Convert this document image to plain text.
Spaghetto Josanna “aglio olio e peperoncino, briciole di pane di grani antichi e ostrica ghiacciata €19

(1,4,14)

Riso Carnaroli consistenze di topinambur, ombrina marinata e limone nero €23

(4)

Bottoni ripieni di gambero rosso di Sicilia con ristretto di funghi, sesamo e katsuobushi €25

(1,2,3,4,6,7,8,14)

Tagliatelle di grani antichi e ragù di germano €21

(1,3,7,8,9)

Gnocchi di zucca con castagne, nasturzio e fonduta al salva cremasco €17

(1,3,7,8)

WRITTEN INSTRUCTION —
Going through the data, tally the lines containing "grani" and report only the result.

WRITTEN RESPONSE —
2